[Stored data entries]
☆ ☆ ☆ ☆ ☆ ☆ ☆

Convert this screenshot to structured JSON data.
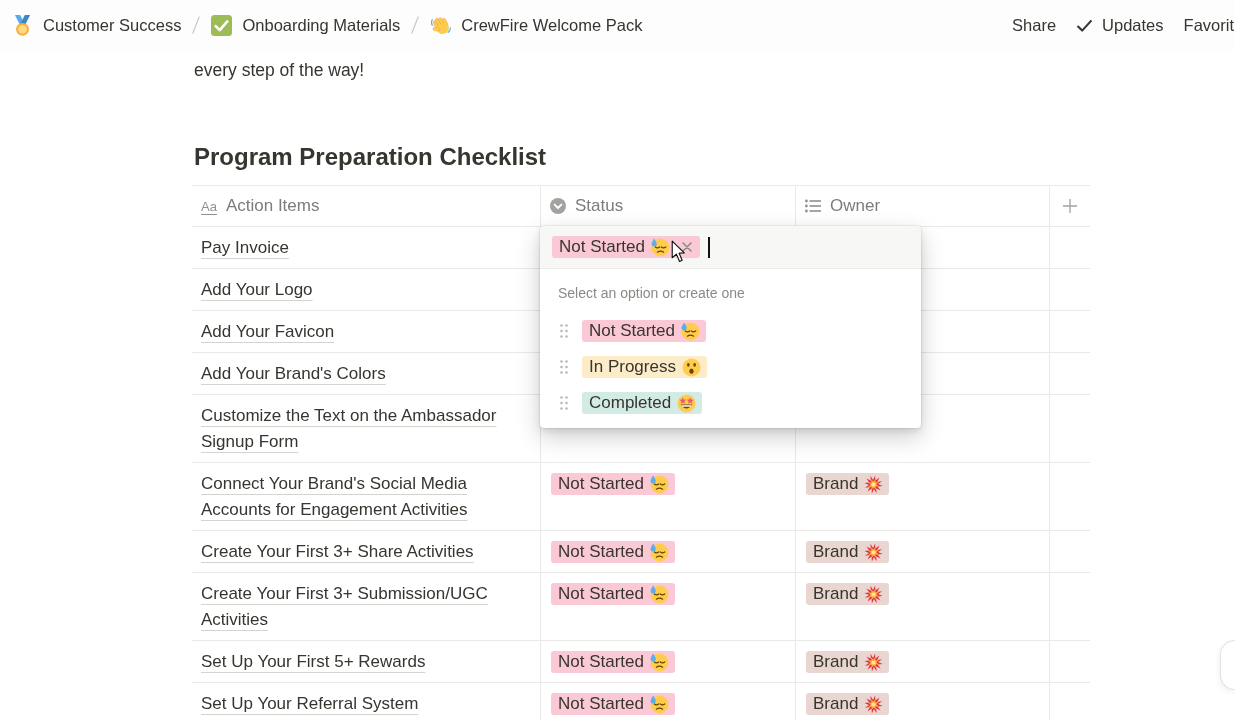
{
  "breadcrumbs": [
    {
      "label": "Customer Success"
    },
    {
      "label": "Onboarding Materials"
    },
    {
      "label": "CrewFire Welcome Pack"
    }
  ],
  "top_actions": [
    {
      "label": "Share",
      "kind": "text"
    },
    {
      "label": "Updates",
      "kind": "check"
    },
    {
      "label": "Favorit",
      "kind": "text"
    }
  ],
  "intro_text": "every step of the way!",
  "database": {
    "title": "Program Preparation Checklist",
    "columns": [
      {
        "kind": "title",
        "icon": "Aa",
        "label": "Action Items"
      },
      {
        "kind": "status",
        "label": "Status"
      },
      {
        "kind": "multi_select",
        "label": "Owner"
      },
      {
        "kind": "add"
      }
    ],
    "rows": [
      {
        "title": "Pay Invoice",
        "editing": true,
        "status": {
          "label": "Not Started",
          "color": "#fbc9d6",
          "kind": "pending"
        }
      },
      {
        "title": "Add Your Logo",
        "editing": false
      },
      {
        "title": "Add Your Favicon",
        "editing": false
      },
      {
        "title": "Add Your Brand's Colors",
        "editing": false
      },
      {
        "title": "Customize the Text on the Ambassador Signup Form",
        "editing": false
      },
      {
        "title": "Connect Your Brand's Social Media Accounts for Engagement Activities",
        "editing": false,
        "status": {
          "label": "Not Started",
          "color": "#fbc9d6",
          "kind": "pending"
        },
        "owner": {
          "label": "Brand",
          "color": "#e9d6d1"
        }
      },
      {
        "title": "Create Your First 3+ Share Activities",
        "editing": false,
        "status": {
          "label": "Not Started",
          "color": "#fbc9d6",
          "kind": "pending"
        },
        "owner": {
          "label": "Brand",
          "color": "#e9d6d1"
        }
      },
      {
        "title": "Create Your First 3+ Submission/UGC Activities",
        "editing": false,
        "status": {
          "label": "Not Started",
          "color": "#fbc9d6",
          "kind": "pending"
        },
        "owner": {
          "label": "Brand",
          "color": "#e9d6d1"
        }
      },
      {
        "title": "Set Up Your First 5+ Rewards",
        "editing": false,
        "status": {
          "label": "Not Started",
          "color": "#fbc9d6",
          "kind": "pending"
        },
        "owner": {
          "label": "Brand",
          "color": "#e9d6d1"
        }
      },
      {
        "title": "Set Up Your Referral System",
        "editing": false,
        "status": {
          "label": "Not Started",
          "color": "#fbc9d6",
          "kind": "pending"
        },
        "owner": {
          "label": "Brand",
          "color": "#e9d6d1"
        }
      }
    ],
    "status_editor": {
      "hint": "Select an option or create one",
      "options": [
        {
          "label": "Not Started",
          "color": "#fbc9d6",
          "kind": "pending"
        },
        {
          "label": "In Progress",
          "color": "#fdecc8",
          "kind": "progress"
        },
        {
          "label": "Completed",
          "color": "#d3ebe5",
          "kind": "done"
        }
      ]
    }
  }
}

☆ ☆ ☆ ☆ ☆ ☆ ☆

Directive => Copy every line above that holds the word "title".

Problem solution =>
    "title": "Program Preparation Checklist",
        "kind": "title",
        "title": "Pay Invoice",
        "title": "Add Your Logo",
        "title": "Add Your Favicon",
        "title": "Add Your Brand's Colors",
        "title": "Customize the Text on the Ambassador Signup Form",
        "title": "Connect Your Brand's Social Media Accounts for Engagement Activities",
        "title": "Create Your First 3+ Share Activities",
        "title": "Create Your First 3+ Submission/UGC Activities",
        "title": "Set Up Your First 5+ Rewards",
        "title": "Set Up Your Referral System",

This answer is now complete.